[Exercise material]:
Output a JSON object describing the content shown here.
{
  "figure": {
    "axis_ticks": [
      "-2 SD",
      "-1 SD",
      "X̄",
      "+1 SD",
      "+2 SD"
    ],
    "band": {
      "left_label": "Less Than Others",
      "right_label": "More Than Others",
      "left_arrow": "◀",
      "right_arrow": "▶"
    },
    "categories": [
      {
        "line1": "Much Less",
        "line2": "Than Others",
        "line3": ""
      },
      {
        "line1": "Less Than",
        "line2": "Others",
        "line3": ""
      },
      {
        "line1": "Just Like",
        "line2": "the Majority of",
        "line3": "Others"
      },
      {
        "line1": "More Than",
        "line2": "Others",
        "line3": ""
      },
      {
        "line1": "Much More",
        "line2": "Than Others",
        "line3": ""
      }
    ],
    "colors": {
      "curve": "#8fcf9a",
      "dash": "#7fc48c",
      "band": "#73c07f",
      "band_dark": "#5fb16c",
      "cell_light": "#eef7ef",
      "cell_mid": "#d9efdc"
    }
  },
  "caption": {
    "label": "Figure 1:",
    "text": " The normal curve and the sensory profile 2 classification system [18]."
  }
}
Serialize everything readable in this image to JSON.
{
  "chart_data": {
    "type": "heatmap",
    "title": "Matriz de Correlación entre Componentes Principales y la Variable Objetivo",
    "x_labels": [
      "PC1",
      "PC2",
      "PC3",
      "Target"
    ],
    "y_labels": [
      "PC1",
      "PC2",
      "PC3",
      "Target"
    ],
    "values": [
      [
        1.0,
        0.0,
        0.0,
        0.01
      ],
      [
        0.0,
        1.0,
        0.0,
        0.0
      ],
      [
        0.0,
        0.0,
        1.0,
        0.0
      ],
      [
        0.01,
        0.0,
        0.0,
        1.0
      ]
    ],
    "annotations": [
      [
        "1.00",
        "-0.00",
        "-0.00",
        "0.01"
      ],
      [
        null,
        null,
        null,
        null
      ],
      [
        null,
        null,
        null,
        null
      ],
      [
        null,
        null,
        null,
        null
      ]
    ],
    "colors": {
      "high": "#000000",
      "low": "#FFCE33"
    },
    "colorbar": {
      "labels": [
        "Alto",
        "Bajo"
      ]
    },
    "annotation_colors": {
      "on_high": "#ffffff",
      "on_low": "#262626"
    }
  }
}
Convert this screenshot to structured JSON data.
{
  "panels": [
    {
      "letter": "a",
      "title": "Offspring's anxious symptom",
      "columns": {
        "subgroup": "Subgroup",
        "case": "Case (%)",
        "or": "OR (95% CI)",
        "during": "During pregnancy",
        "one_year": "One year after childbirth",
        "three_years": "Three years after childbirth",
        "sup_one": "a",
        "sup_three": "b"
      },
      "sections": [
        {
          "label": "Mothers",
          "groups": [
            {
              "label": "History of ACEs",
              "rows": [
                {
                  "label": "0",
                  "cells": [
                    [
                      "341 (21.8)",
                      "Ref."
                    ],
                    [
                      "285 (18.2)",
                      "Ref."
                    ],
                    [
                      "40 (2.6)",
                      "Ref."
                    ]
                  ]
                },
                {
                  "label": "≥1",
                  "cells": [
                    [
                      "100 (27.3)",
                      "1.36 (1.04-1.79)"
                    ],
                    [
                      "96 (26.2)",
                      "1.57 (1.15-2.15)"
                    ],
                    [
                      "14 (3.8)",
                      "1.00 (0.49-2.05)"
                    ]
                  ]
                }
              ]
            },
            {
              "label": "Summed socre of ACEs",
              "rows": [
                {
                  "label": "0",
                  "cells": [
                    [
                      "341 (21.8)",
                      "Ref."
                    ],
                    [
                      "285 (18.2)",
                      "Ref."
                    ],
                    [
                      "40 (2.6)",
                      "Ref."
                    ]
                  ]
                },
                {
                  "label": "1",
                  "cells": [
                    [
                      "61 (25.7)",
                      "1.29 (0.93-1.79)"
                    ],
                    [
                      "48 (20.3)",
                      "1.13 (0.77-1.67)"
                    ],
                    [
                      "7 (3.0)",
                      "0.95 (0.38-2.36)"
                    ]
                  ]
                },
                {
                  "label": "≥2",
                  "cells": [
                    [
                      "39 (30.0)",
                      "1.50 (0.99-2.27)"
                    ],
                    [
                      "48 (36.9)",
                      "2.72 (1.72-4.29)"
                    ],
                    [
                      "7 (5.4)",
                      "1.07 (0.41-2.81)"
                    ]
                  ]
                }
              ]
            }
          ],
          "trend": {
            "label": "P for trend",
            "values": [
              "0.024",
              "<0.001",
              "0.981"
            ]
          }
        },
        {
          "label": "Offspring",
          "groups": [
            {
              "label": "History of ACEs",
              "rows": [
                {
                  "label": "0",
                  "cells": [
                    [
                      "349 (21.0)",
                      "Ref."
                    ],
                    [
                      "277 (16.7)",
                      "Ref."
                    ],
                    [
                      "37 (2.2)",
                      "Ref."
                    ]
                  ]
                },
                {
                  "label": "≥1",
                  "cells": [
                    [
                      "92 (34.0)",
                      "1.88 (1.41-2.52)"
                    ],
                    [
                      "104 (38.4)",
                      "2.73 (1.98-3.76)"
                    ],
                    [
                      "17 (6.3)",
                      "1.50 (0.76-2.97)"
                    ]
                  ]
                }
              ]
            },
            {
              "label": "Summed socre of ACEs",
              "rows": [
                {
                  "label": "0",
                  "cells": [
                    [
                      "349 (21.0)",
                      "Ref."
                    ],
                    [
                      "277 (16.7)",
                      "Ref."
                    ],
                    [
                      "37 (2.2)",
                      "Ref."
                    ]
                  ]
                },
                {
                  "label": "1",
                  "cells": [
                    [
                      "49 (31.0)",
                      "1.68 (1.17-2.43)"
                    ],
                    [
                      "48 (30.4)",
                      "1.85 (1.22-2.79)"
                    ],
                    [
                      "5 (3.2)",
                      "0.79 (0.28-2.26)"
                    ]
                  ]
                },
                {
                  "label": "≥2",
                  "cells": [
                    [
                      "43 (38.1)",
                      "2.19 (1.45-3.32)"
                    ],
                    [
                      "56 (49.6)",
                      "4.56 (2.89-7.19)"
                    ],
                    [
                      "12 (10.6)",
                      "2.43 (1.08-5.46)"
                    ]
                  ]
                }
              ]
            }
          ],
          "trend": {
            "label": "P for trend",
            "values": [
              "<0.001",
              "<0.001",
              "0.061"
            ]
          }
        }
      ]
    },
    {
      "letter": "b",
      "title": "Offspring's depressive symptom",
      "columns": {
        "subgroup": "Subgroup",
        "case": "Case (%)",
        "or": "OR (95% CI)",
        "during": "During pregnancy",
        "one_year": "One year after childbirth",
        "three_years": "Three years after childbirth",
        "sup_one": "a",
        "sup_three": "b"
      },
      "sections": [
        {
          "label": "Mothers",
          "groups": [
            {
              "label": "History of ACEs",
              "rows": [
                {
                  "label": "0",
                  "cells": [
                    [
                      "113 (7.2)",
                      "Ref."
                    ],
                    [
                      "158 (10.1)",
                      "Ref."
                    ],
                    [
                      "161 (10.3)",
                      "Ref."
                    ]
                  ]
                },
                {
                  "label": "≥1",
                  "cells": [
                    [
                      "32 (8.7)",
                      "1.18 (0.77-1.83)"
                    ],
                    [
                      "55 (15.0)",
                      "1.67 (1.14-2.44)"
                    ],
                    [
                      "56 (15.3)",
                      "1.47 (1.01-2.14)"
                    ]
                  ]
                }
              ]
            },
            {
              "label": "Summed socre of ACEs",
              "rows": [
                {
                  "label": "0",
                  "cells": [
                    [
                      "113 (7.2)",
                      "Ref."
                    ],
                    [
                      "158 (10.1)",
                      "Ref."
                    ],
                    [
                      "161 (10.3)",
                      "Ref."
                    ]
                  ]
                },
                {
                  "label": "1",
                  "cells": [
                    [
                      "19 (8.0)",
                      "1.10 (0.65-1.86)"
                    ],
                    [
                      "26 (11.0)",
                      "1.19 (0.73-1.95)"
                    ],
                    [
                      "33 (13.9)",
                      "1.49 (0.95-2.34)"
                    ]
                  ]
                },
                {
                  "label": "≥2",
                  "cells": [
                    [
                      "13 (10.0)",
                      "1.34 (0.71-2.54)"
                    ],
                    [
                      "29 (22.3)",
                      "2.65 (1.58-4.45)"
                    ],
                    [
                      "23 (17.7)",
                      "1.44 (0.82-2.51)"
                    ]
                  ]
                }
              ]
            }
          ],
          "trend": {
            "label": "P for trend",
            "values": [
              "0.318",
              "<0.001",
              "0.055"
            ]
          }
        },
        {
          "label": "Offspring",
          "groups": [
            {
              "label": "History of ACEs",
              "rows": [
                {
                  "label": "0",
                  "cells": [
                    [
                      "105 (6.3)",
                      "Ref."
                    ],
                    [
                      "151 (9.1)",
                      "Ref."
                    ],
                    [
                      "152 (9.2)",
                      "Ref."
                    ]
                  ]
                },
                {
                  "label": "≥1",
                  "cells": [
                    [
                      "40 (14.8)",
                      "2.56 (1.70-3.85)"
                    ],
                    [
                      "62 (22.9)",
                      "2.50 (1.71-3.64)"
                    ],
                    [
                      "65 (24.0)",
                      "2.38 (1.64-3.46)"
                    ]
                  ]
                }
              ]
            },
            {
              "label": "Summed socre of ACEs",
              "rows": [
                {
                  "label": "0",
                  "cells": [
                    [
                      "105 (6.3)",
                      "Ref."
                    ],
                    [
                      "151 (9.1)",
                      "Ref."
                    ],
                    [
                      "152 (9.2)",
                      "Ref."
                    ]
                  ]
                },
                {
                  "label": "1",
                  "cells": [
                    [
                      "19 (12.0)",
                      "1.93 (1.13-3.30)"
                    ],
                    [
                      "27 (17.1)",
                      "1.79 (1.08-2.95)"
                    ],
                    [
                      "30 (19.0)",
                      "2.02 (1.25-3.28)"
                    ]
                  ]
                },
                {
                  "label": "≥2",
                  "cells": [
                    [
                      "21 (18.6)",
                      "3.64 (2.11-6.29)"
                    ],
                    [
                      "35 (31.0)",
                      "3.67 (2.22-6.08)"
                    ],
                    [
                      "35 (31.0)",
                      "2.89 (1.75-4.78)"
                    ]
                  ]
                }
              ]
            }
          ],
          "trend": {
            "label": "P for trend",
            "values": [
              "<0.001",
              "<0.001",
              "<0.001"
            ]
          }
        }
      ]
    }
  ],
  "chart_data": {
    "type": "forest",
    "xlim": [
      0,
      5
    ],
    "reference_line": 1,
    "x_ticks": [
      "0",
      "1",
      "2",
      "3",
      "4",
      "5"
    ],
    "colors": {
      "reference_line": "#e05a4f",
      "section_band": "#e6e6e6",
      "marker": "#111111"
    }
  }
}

[Direction]:
In the material above, find each line that contains the word "symptom", and select it.

[Output of the task]:
      "title": "Offspring's anxious symptom",
      "title": "Offspring's depressive symptom",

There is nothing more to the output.